_AIM_:
Type out the complete listing below word for word, without its pictures.

_RECORDS PROVIDED_:
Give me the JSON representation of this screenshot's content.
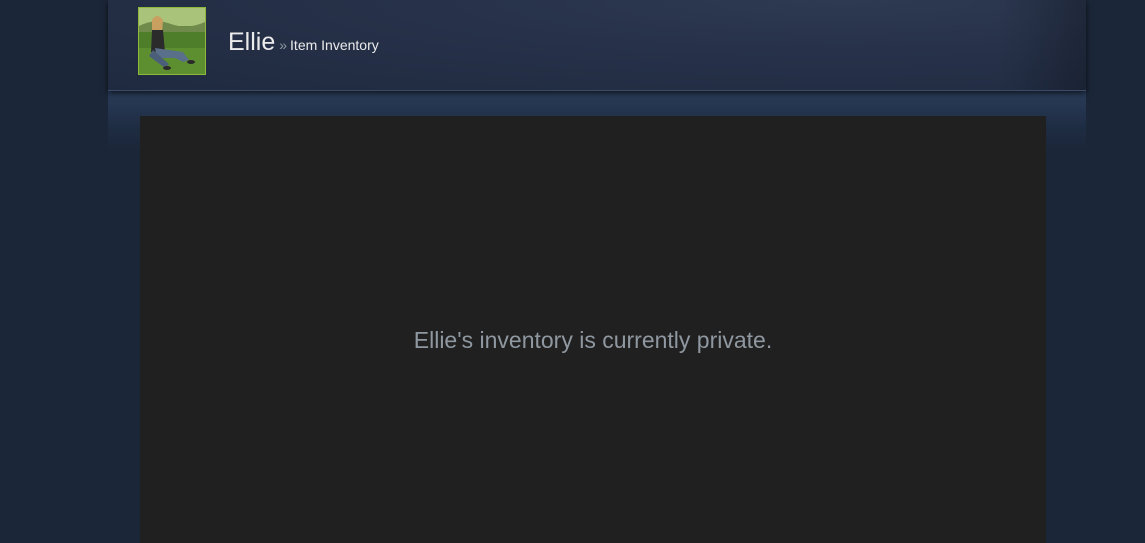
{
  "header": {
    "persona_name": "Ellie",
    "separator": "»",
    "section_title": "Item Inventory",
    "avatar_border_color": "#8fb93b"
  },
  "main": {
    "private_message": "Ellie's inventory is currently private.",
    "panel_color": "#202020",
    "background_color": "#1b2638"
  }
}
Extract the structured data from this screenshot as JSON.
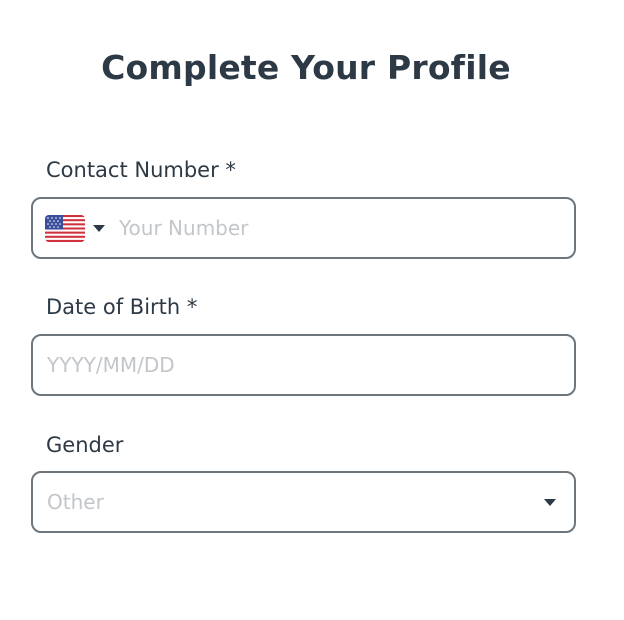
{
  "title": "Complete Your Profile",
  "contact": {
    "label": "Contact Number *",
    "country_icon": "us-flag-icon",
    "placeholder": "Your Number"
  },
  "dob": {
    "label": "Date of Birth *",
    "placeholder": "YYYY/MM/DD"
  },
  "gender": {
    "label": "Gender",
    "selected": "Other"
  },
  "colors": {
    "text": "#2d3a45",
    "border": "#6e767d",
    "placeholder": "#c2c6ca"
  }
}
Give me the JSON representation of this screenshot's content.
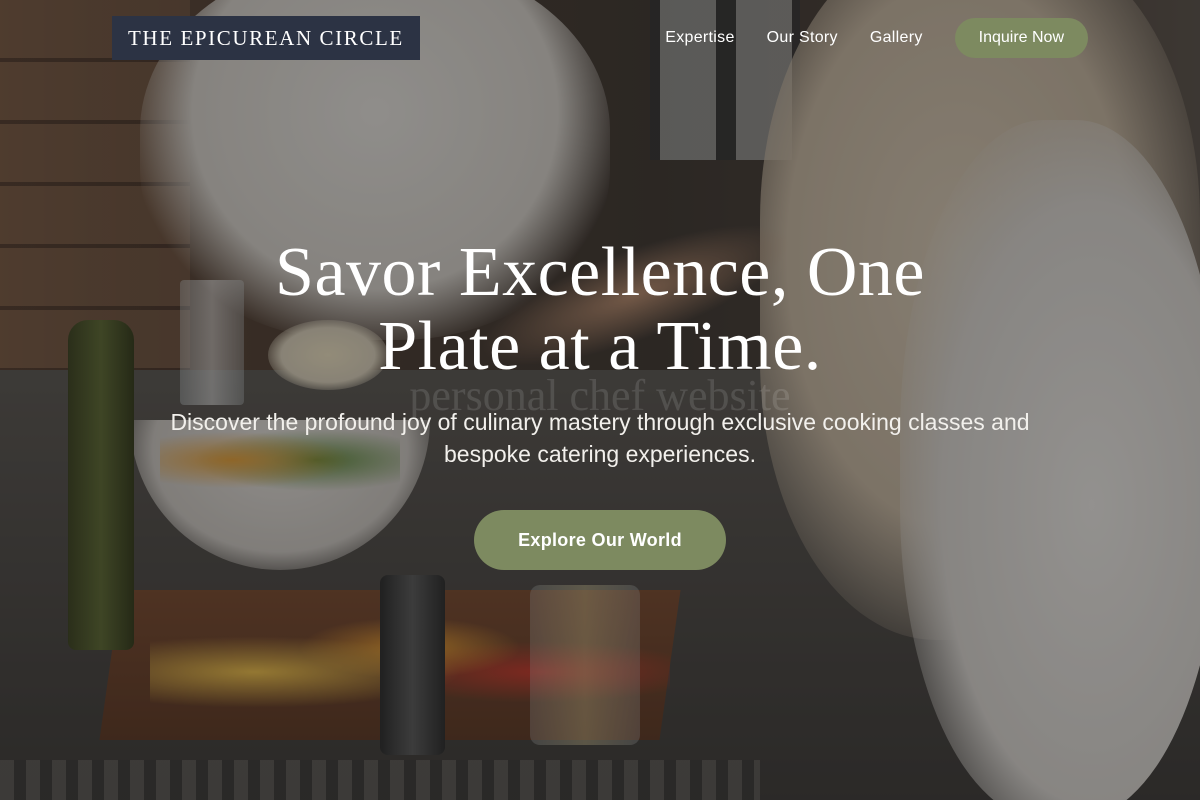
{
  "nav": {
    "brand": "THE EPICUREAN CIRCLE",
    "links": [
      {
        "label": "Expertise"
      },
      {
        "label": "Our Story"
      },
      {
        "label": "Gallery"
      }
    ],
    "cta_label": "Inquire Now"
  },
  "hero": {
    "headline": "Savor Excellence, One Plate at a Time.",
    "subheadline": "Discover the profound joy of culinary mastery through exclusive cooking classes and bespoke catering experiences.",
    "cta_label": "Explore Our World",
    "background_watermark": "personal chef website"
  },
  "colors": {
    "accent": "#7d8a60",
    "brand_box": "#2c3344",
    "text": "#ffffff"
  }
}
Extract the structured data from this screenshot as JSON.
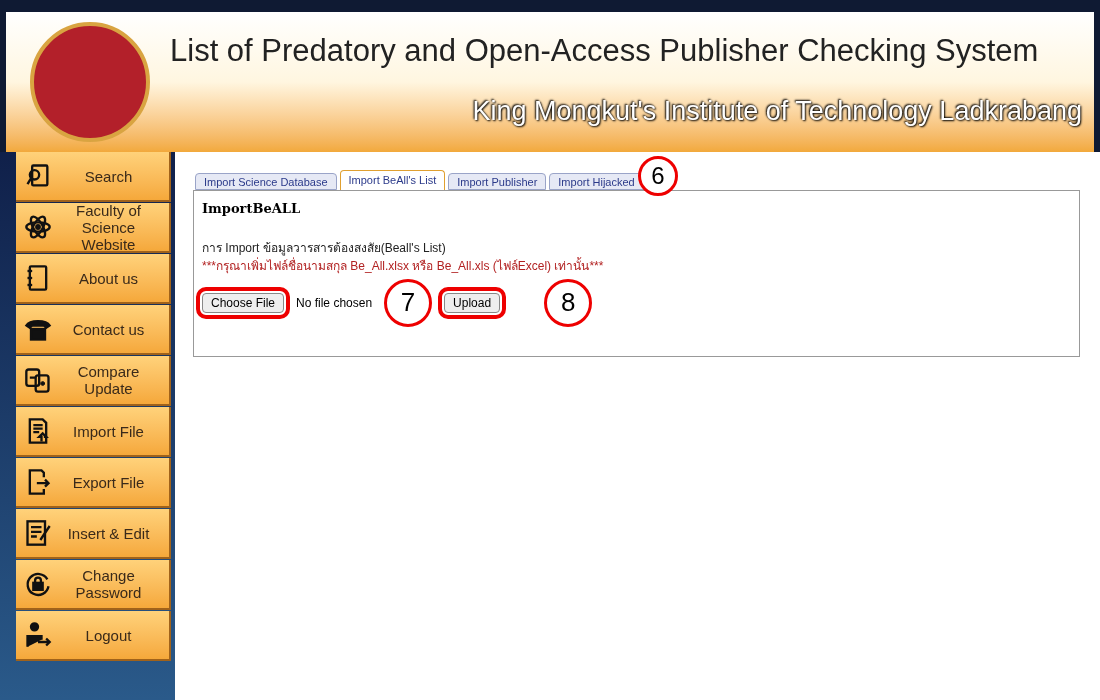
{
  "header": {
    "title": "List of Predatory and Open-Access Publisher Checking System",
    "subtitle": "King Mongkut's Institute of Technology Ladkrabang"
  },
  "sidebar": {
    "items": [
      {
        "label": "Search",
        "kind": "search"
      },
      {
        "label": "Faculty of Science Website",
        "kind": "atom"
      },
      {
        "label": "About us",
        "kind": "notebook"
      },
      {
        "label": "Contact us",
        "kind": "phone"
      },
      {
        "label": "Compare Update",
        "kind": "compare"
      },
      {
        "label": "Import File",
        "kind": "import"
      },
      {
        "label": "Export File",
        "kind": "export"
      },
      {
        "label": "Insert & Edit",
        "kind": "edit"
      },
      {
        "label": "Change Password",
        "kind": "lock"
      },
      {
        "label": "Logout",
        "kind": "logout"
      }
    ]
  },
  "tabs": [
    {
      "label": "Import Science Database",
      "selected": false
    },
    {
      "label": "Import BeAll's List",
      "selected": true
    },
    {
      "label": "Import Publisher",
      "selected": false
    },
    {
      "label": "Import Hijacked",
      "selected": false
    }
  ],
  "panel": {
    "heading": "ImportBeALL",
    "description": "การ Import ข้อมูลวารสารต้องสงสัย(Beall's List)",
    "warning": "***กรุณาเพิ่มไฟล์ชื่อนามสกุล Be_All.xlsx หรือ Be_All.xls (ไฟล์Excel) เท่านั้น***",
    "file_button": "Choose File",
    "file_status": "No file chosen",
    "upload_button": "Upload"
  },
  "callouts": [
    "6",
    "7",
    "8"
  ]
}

_EXERCISE ANSWER_:
Give me the JSON representation of this screenshot's content.
{
  "header": {
    "persona_name": "Ellie",
    "separator": "»",
    "section_title": "Item Inventory",
    "avatar_border_color": "#8fb93b"
  },
  "main": {
    "private_message": "Ellie's inventory is currently private.",
    "panel_color": "#202020",
    "background_color": "#1b2638"
  }
}
Extract the structured data from this screenshot as JSON.
{
  "title": "Complete Your Profile",
  "contact": {
    "label": "Contact Number *",
    "country_icon": "us-flag-icon",
    "placeholder": "Your Number"
  },
  "dob": {
    "label": "Date of Birth *",
    "placeholder": "YYYY/MM/DD"
  },
  "gender": {
    "label": "Gender",
    "selected": "Other"
  },
  "colors": {
    "text": "#2d3a45",
    "border": "#6e767d",
    "placeholder": "#c2c6ca"
  }
}
Give me the JSON representation of this screenshot's content.
{
  "nav": {
    "brand": "THE EPICUREAN CIRCLE",
    "links": [
      {
        "label": "Expertise"
      },
      {
        "label": "Our Story"
      },
      {
        "label": "Gallery"
      }
    ],
    "cta_label": "Inquire Now"
  },
  "hero": {
    "headline": "Savor Excellence, One Plate at a Time.",
    "subheadline": "Discover the profound joy of culinary mastery through exclusive cooking classes and bespoke catering experiences.",
    "cta_label": "Explore Our World",
    "background_watermark": "personal chef website"
  },
  "colors": {
    "accent": "#7d8a60",
    "brand_box": "#2c3344",
    "text": "#ffffff"
  }
}
Extract the structured data from this screenshot as JSON.
{
  "header": {
    "title": "List of Predatory and Open-Access Publisher Checking System",
    "subtitle": "King Mongkut's Institute of Technology Ladkrabang"
  },
  "sidebar": {
    "items": [
      {
        "label": "Search",
        "kind": "search"
      },
      {
        "label": "Faculty of Science Website",
        "kind": "atom"
      },
      {
        "label": "About us",
        "kind": "notebook"
      },
      {
        "label": "Contact us",
        "kind": "phone"
      },
      {
        "label": "Compare Update",
        "kind": "compare"
      },
      {
        "label": "Import File",
        "kind": "import"
      },
      {
        "label": "Export File",
        "kind": "export"
      },
      {
        "label": "Insert & Edit",
        "kind": "edit"
      },
      {
        "label": "Change Password",
        "kind": "lock"
      },
      {
        "label": "Logout",
        "kind": "logout"
      }
    ]
  },
  "tabs": [
    {
      "label": "Import Science Database",
      "selected": false
    },
    {
      "label": "Import BeAll's List",
      "selected": true
    },
    {
      "label": "Import Publisher",
      "selected": false
    },
    {
      "label": "Import Hijacked",
      "selected": false
    }
  ],
  "panel": {
    "heading": "ImportBeALL",
    "description": "การ Import ข้อมูลวารสารต้องสงสัย(Beall's List)",
    "warning": "***กรุณาเพิ่มไฟล์ชื่อนามสกุล Be_All.xlsx หรือ Be_All.xls (ไฟล์Excel) เท่านั้น***",
    "file_button": "Choose File",
    "file_status": "No file chosen",
    "upload_button": "Upload"
  },
  "callouts": [
    "6",
    "7",
    "8"
  ]
}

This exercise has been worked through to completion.